• _Exercise requirements_
How many lines of the records below contain the word "szerint"? Answer with the number alone.

-=-=-

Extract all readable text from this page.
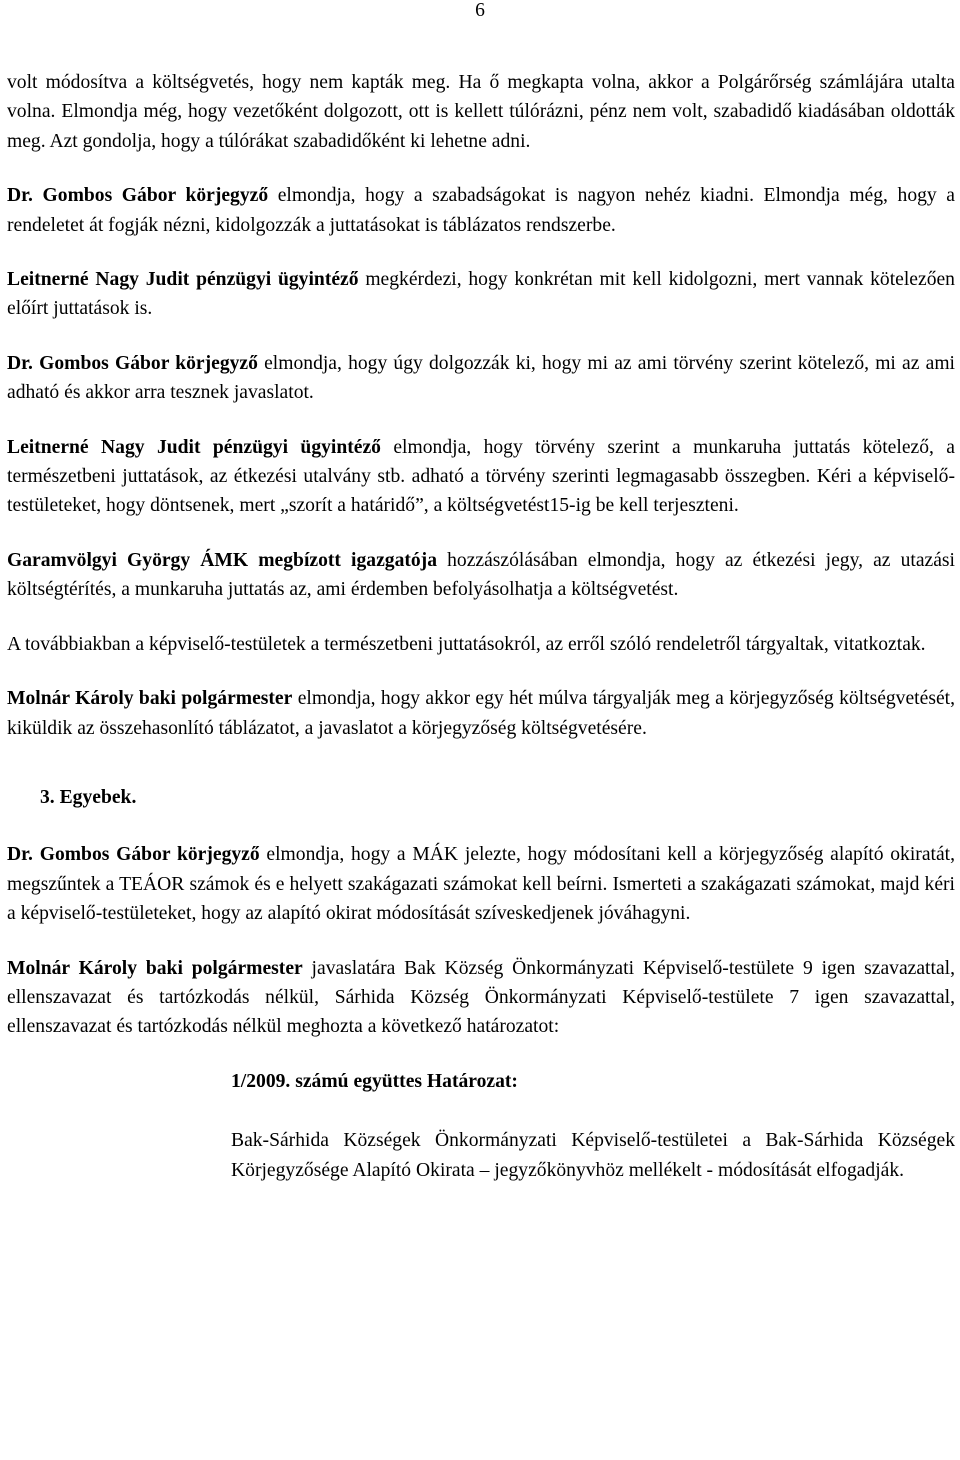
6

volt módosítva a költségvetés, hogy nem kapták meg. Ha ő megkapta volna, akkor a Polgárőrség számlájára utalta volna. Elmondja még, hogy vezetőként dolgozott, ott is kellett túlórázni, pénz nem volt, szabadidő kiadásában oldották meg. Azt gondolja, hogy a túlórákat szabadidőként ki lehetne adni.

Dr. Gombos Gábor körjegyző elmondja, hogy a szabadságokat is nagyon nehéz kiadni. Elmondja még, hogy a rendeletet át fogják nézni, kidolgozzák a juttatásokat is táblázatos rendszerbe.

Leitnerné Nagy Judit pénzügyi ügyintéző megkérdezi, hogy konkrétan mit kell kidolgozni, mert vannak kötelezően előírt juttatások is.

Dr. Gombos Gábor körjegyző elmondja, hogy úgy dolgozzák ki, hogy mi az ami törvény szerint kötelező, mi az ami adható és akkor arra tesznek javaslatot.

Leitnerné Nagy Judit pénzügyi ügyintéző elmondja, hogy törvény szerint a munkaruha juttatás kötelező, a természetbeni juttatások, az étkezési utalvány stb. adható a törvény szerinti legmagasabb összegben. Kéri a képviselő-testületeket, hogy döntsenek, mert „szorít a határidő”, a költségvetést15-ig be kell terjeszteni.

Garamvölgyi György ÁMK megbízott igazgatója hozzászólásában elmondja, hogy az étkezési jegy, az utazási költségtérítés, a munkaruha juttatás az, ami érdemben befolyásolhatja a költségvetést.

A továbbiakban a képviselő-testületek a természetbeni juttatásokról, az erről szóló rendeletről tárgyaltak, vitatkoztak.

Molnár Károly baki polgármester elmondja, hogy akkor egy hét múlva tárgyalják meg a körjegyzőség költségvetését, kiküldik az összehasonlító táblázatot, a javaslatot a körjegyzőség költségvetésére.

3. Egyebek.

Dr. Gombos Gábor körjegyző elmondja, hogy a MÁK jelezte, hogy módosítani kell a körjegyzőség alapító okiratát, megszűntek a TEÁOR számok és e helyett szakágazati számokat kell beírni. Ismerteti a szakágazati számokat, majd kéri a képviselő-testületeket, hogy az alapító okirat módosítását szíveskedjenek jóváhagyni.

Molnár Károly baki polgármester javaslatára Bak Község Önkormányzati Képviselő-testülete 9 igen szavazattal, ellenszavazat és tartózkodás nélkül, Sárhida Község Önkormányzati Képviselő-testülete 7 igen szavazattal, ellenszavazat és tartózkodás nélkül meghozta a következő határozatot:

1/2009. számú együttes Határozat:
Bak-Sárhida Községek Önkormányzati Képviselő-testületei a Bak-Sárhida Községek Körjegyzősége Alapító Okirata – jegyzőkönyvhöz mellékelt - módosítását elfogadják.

-=-=-

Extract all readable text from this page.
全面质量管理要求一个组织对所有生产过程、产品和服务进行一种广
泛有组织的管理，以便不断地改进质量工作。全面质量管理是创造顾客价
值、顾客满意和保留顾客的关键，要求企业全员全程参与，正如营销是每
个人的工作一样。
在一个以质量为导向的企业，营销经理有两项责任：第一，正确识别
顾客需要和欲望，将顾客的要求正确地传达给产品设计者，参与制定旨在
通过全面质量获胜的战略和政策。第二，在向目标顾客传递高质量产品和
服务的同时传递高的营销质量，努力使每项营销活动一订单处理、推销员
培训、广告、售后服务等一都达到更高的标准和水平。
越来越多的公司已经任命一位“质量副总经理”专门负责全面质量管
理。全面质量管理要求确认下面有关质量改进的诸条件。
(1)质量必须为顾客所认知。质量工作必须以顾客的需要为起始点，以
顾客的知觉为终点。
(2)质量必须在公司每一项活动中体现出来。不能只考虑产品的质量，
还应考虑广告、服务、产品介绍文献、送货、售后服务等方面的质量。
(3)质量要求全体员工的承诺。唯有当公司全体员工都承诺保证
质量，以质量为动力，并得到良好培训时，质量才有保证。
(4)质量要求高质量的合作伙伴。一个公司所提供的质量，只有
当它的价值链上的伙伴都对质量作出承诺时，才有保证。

-=-=-

• _Task response_
2